[Entries taken from a collection]
= = = =

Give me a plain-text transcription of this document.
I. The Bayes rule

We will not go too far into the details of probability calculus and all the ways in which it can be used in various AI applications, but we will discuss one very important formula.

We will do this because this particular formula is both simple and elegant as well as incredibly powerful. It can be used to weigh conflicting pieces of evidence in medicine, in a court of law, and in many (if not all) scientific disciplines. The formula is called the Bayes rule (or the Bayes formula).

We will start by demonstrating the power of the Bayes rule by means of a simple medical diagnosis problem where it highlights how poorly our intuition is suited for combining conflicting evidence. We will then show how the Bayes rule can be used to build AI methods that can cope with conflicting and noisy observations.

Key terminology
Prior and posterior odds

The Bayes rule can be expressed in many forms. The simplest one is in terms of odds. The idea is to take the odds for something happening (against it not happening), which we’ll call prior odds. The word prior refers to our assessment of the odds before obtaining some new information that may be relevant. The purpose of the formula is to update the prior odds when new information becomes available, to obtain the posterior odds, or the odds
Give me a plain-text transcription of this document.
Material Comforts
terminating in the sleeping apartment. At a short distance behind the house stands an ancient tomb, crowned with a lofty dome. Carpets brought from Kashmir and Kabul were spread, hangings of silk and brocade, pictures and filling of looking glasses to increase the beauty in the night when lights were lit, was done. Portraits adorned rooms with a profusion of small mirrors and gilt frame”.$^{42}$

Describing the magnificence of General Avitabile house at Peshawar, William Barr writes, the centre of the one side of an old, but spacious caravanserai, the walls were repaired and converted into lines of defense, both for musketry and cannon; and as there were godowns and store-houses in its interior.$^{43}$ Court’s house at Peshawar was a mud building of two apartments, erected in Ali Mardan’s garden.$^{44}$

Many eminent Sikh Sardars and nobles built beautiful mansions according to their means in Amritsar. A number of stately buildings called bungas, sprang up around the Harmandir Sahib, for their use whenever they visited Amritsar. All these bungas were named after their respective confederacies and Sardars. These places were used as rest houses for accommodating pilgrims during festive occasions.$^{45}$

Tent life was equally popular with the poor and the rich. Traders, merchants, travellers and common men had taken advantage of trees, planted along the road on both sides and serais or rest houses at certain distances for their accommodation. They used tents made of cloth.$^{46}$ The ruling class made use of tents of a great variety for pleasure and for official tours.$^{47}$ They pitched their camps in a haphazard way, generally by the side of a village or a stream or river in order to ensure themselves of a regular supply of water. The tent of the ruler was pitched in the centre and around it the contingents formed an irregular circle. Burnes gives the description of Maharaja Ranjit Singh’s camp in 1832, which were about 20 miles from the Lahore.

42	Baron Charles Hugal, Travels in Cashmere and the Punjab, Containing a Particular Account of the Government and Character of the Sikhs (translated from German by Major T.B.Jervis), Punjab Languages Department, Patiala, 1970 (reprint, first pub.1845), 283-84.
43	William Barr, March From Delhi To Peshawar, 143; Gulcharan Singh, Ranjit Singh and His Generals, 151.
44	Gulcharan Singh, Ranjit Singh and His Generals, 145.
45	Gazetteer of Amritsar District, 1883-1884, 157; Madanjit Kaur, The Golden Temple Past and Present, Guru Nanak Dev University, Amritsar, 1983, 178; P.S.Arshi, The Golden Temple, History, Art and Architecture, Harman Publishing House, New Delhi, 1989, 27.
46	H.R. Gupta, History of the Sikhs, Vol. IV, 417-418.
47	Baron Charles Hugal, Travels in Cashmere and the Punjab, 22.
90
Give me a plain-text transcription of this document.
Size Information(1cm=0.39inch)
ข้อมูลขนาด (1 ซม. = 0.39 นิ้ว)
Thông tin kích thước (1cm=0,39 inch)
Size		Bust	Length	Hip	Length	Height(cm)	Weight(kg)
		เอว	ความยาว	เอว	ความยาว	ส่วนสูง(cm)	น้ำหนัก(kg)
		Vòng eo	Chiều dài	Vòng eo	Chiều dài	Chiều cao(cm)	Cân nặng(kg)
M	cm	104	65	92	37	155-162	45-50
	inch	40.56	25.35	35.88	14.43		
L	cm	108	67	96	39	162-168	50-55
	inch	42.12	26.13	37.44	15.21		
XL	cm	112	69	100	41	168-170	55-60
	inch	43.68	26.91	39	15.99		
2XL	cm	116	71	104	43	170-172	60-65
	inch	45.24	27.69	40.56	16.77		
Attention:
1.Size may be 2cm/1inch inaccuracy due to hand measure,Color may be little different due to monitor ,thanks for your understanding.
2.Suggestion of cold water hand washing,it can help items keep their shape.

= = = =

◆ WORK TO DO
Search the entries for the word "William", then gather every line that has it.

◆ SOLUTION
Describing the magnificence of General Avitabile house at Peshawar, William Barr writes, the centre of the one side of an old, but spacious caravanserai, the walls were repaired and converted into lines of defense, both for musketry and cannon; and as there were godowns and store-houses in its interior.$^{43}$ Court’s house at Peshawar was a mud building of two apartments, erected in Ali Mardan’s garden.$^{44}$
43	William Barr, March From Delhi To Peshawar, 143; Gulcharan Singh, Ranjit Singh and His Generals, 151.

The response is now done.